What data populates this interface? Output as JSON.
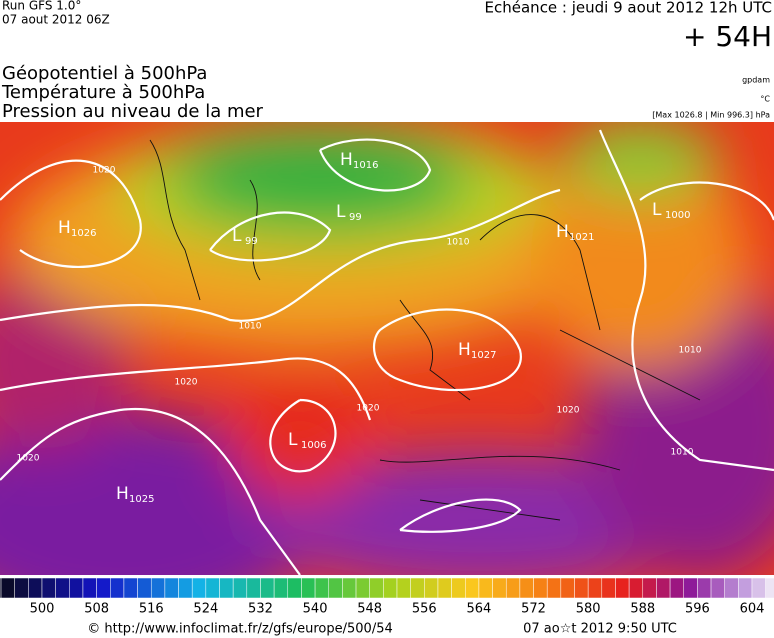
{
  "header": {
    "run": "Run GFS 1.0°",
    "run_time": "07 aout 2012 06Z",
    "echeance": "Echéance : jeudi 9 aout 2012 12h UTC",
    "lead": "+ 54H"
  },
  "titles": [
    "Géopotentiel à 500hPa",
    "Température à 500hPa",
    "Pression au niveau de la mer"
  ],
  "units": {
    "geopotential": "gpdam",
    "temperature": "°C",
    "pressure": "[Max 1026.8 | Min 996.3] hPa"
  },
  "map": {
    "centers": [
      {
        "kind": "H",
        "value": "1026"
      },
      {
        "kind": "L",
        "value": "99"
      },
      {
        "kind": "H",
        "value": "1016"
      },
      {
        "kind": "L",
        "value": "99"
      },
      {
        "kind": "H",
        "value": "1021"
      },
      {
        "kind": "L",
        "value": "1000"
      },
      {
        "kind": "H",
        "value": "1027"
      },
      {
        "kind": "L",
        "value": "1006"
      },
      {
        "kind": "H",
        "value": "1025"
      }
    ],
    "isobar_labels": [
      "1020",
      "1010",
      "1010",
      "1020",
      "1020",
      "1020",
      "1010",
      "1010",
      "1020"
    ]
  },
  "scale": {
    "ticks": [
      500,
      508,
      516,
      524,
      532,
      540,
      548,
      556,
      564,
      572,
      580,
      588,
      596,
      604
    ]
  },
  "footer": {
    "source": "© http://www.infoclimat.fr/z/gfs/europe/500/54",
    "generated": "07 ao☆t 2012  9:50 UTC"
  }
}
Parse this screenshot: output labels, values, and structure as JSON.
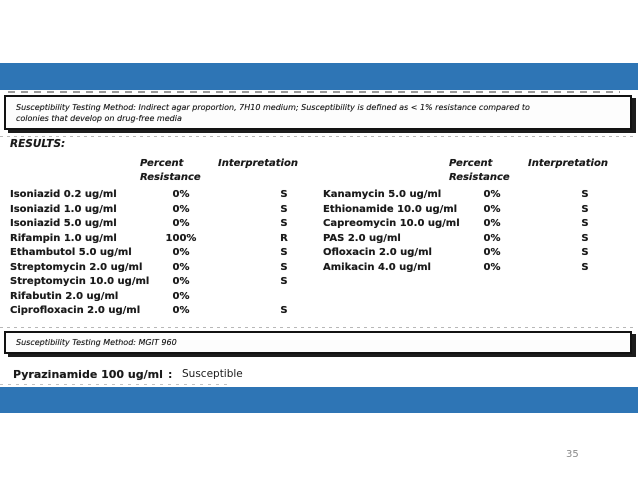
{
  "slide": {
    "page_number": "35"
  },
  "method_box_top": {
    "line1": "Susceptibility Testing Method: Indirect agar proportion, 7H10 medium; Susceptibility is defined as < 1% resistance compared to",
    "line2": "colonies that develop on drug-free media"
  },
  "results_label": "RESULTS:",
  "table_headers": {
    "percent": "Percent",
    "resistance": "Resistance",
    "interpretation": "Interpretation"
  },
  "left_table": {
    "rows": [
      {
        "drug": "Isoniazid 0.2 ug/ml",
        "percent": "0%",
        "interpretation": "S"
      },
      {
        "drug": "Isoniazid 1.0 ug/ml",
        "percent": "0%",
        "interpretation": "S"
      },
      {
        "drug": "Isoniazid 5.0 ug/ml",
        "percent": "0%",
        "interpretation": "S"
      },
      {
        "drug": "Rifampin 1.0 ug/ml",
        "percent": "100%",
        "interpretation": "R"
      },
      {
        "drug": "Ethambutol 5.0 ug/ml",
        "percent": "0%",
        "interpretation": "S"
      },
      {
        "drug": "Streptomycin 2.0 ug/ml",
        "percent": "0%",
        "interpretation": "S"
      },
      {
        "drug": "Streptomycin 10.0 ug/ml",
        "percent": "0%",
        "interpretation": "S"
      },
      {
        "drug": "Rifabutin 2.0 ug/ml",
        "percent": "0%",
        "interpretation": ""
      },
      {
        "drug": "Ciprofloxacin 2.0 ug/ml",
        "percent": "0%",
        "interpretation": "S"
      }
    ]
  },
  "right_table": {
    "rows": [
      {
        "drug": "Kanamycin 5.0 ug/ml",
        "percent": "0%",
        "interpretation": "S"
      },
      {
        "drug": "Ethionamide 10.0 ug/ml",
        "percent": "0%",
        "interpretation": "S"
      },
      {
        "drug": "Capreomycin 10.0 ug/ml",
        "percent": "0%",
        "interpretation": "S"
      },
      {
        "drug": "PAS 2.0 ug/ml",
        "percent": "0%",
        "interpretation": "S"
      },
      {
        "drug": "Ofloxacin 2.0 ug/ml",
        "percent": "0%",
        "interpretation": "S"
      },
      {
        "drug": "Amikacin 4.0 ug/ml",
        "percent": "0%",
        "interpretation": "S"
      }
    ]
  },
  "method_box_bottom": {
    "text": "Susceptibility Testing Method: MGIT 960"
  },
  "pyrazinamide": {
    "drug": "Pyrazinamide 100 ug/ml",
    "separator": ":",
    "result": "Susceptible"
  },
  "colors": {
    "accent_blue": "#2E75B5",
    "page_number_gray": "#8a8a8a"
  }
}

--------

THE REQUEST → Read the lines above. Gather those in which the string "aout" is found.

ANSWER TO THIS TASK →
    "run_time": "07 aout 2012 06Z",
    "echeance": "Echéance : jeudi 9 aout 2012 12h UTC",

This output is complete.